THE PROBLEM — Of all the lines in the material, how many include the word "comments"? Reply with the number alone.

DATA PROVIDED —
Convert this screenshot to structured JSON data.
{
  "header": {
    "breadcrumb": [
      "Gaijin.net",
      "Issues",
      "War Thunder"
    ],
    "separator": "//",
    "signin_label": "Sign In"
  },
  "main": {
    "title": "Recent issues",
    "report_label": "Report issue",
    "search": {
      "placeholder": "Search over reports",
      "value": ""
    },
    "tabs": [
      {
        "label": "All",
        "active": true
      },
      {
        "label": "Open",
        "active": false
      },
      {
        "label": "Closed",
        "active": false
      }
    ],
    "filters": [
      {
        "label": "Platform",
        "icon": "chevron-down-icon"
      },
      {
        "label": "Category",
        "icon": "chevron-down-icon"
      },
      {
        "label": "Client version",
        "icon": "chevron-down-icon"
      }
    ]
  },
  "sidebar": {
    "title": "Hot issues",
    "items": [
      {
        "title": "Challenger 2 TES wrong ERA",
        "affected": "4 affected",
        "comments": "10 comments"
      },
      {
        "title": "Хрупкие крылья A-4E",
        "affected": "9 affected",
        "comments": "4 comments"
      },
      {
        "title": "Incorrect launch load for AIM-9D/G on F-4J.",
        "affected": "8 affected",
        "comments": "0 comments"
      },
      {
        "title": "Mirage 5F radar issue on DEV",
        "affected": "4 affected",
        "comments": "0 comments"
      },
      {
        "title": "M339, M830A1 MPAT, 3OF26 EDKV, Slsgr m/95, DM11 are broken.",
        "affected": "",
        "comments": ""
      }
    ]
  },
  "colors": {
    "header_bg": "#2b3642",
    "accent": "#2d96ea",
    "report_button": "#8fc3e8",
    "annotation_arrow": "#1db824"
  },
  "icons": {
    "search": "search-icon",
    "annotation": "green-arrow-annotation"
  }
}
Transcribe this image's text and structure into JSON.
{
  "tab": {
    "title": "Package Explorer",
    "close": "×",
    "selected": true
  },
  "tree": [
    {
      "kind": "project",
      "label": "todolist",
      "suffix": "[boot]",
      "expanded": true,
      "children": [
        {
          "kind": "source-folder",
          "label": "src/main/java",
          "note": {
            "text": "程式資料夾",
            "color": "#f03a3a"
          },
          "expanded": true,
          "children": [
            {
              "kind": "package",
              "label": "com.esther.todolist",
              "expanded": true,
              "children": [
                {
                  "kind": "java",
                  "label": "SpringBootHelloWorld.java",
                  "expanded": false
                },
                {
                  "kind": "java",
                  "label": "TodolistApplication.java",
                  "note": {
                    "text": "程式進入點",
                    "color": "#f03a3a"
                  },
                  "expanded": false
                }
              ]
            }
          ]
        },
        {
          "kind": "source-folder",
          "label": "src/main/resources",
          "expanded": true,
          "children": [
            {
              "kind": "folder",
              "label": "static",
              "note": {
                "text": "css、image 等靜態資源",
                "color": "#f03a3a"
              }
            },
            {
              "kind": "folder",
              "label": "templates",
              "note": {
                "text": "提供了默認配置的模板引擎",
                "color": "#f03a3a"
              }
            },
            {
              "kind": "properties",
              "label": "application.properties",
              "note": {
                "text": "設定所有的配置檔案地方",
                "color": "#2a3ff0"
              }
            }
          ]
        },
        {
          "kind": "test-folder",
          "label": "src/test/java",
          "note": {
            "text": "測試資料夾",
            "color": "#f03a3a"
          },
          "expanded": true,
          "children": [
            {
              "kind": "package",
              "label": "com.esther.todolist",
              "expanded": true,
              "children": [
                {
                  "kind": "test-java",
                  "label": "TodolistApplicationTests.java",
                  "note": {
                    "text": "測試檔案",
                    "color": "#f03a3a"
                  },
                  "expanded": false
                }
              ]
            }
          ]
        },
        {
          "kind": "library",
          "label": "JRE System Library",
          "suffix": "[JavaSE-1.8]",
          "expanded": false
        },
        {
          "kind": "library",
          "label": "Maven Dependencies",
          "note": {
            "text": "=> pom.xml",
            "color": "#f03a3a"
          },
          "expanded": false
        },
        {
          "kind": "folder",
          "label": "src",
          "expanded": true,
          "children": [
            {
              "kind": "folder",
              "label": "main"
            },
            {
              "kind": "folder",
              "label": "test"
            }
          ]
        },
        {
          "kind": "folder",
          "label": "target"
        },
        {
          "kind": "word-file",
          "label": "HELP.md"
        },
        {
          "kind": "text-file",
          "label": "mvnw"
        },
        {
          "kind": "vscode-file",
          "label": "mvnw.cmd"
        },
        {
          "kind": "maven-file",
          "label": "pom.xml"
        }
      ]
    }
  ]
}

FINAL ANSWER — 5